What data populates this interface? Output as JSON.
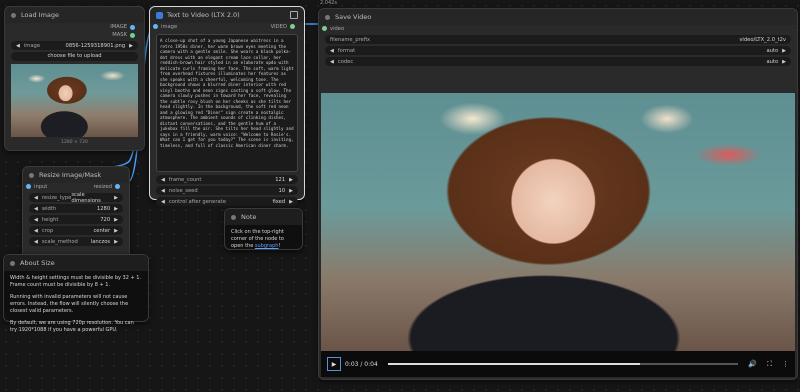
{
  "toolbar": {
    "timer": "2.042s"
  },
  "load_image": {
    "title": "Load Image",
    "outputs": [
      "IMAGE",
      "MASK"
    ],
    "image_widget": {
      "label": "image",
      "value": "0856-1259318901.png"
    },
    "upload_button": "choose file to upload",
    "preview_size": "1280 × 720"
  },
  "resize": {
    "title": "Resize Image/Mask",
    "input_label": "input",
    "output_label": "resized",
    "widgets": [
      {
        "label": "resize_type",
        "value": "scale dimensions"
      },
      {
        "label": "width",
        "value": "1280"
      },
      {
        "label": "height",
        "value": "720"
      },
      {
        "label": "crop",
        "value": "center"
      },
      {
        "label": "scale_method",
        "value": "lanczos"
      }
    ]
  },
  "about": {
    "title": "About Size",
    "paragraphs": [
      "Width & height settings must be divisible by 32 + 1. Frame count must be divisible by 8 + 1.",
      "Running with invalid parameters will not cause errors. Instead, the flow will silently choose the closest valid parameters.",
      "By default, we are using 720p resolution. You can try 1920*1088 if you have a powerful GPU."
    ]
  },
  "t2v": {
    "title": "Text to Video (LTX 2.0)",
    "input_label": "image",
    "output_label": "VIDEO",
    "prompt": "A close-up shot of a young Japanese waitress in a retro 1950s diner, her warm brown eyes meeting the camera with a gentle smile. She wears a black polka-dot dress with an elegant cream lace collar, her reddish-brown hair styled in an elaborate updo with delicate curls framing her face. The soft, warm light from overhead fixtures illuminates her features as she speaks with a cheerful, welcoming tone. The background shows a blurred diner interior with red vinyl booths and neon signs casting a soft glow. The camera slowly pushes in toward her face, revealing the subtle rosy blush on her cheeks as she tilts her head slightly. In the background, the soft red neon and a glowing red \"Diner\" sign create a nostalgic atmosphere. The ambient sounds of clinking dishes, distant conversations, and the gentle hum of a jukebox fill the air. She tilts her head slightly and says in a friendly, warm voice: \"Welcome to Rosie's. What can I get for you today?\" The scene is inviting, timeless, and full of classic American diner charm.",
    "widgets": [
      {
        "label": "frame_count",
        "value": "121"
      },
      {
        "label": "noise_seed",
        "value": "10"
      },
      {
        "label": "control after generate",
        "value": "fixed"
      }
    ]
  },
  "note": {
    "title": "Note",
    "text_before": "Click on the top-right corner of the node to open the ",
    "link": "subgraph",
    "text_after": "!"
  },
  "save_video": {
    "title": "Save Video",
    "input_label": "video",
    "widgets": [
      {
        "label": "filename_prefix",
        "value": "video/LTX_2.0_t2v"
      },
      {
        "label": "format",
        "value": "auto"
      },
      {
        "label": "codec",
        "value": "auto"
      }
    ],
    "player": {
      "time": "0:03 / 0:04",
      "progress": 0.72
    }
  },
  "colors": {
    "link": "#4aa3ff",
    "image_socket": "#64b5f6",
    "video_socket": "#7ecf8a"
  }
}
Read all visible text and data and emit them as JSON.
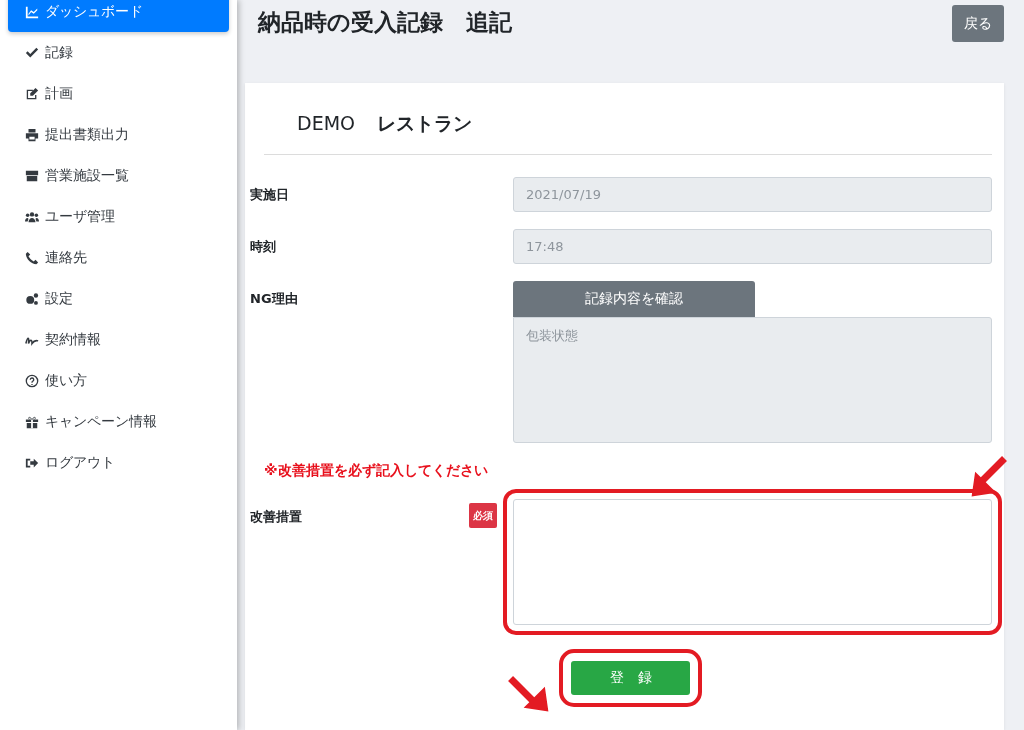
{
  "sidebar": {
    "items": [
      {
        "label": "ダッシュボード",
        "selected": true
      },
      {
        "label": "記録",
        "selected": false
      },
      {
        "label": "計画",
        "selected": false
      },
      {
        "label": "提出書類出力",
        "selected": false
      },
      {
        "label": "営業施設一覧",
        "selected": false
      },
      {
        "label": "ユーザ管理",
        "selected": false
      },
      {
        "label": "連絡先",
        "selected": false
      },
      {
        "label": "設定",
        "selected": false
      },
      {
        "label": "契約情報",
        "selected": false
      },
      {
        "label": "使い方",
        "selected": false
      },
      {
        "label": "キャンペーン情報",
        "selected": false
      },
      {
        "label": "ログアウト",
        "selected": false
      }
    ]
  },
  "page": {
    "title": "納品時の受入記録　追記",
    "back_button": "戻る"
  },
  "form": {
    "facility_code": "DEMO",
    "facility_name": "レストラン",
    "fields": [
      {
        "kind": "input",
        "label": "実施日",
        "value": "2021/07/19",
        "disabled": true
      },
      {
        "kind": "input",
        "label": "時刻",
        "value": "17:48",
        "disabled": true
      },
      {
        "kind": "textarea",
        "label": "NG理由",
        "button": "記録内容を確認",
        "value": "包装状態",
        "disabled": true
      },
      {
        "kind": "notice",
        "text": "※改善措置を必ず記入してください"
      },
      {
        "kind": "textarea",
        "label": "改善措置",
        "required_badge": "必須",
        "disabled": false,
        "highlighted": true
      }
    ],
    "submit": {
      "label": "登　録",
      "highlighted": true
    }
  }
}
—————
The line that contains "Read all visible" begins the part to retype, and the last line of the records above ends it. Retype both and everything between, exactly, without the pictures.

TASK RESPONSE
Read all visible text and data and emit them as JSON.
{
  "sidebar": {
    "items": [
      {
        "label": "ダッシュボード",
        "selected": true
      },
      {
        "label": "記録",
        "selected": false
      },
      {
        "label": "計画",
        "selected": false
      },
      {
        "label": "提出書類出力",
        "selected": false
      },
      {
        "label": "営業施設一覧",
        "selected": false
      },
      {
        "label": "ユーザ管理",
        "selected": false
      },
      {
        "label": "連絡先",
        "selected": false
      },
      {
        "label": "設定",
        "selected": false
      },
      {
        "label": "契約情報",
        "selected": false
      },
      {
        "label": "使い方",
        "selected": false
      },
      {
        "label": "キャンペーン情報",
        "selected": false
      },
      {
        "label": "ログアウト",
        "selected": false
      }
    ]
  },
  "page": {
    "title": "納品時の受入記録　追記",
    "back_button": "戻る"
  },
  "form": {
    "facility_code": "DEMO",
    "facility_name": "レストラン",
    "fields": [
      {
        "kind": "input",
        "label": "実施日",
        "value": "2021/07/19",
        "disabled": true
      },
      {
        "kind": "input",
        "label": "時刻",
        "value": "17:48",
        "disabled": true
      },
      {
        "kind": "textarea",
        "label": "NG理由",
        "button": "記録内容を確認",
        "value": "包装状態",
        "disabled": true
      },
      {
        "kind": "notice",
        "text": "※改善措置を必ず記入してください"
      },
      {
        "kind": "textarea",
        "label": "改善措置",
        "required_badge": "必須",
        "disabled": false,
        "highlighted": true
      }
    ],
    "submit": {
      "label": "登　録",
      "highlighted": true
    }
  }
}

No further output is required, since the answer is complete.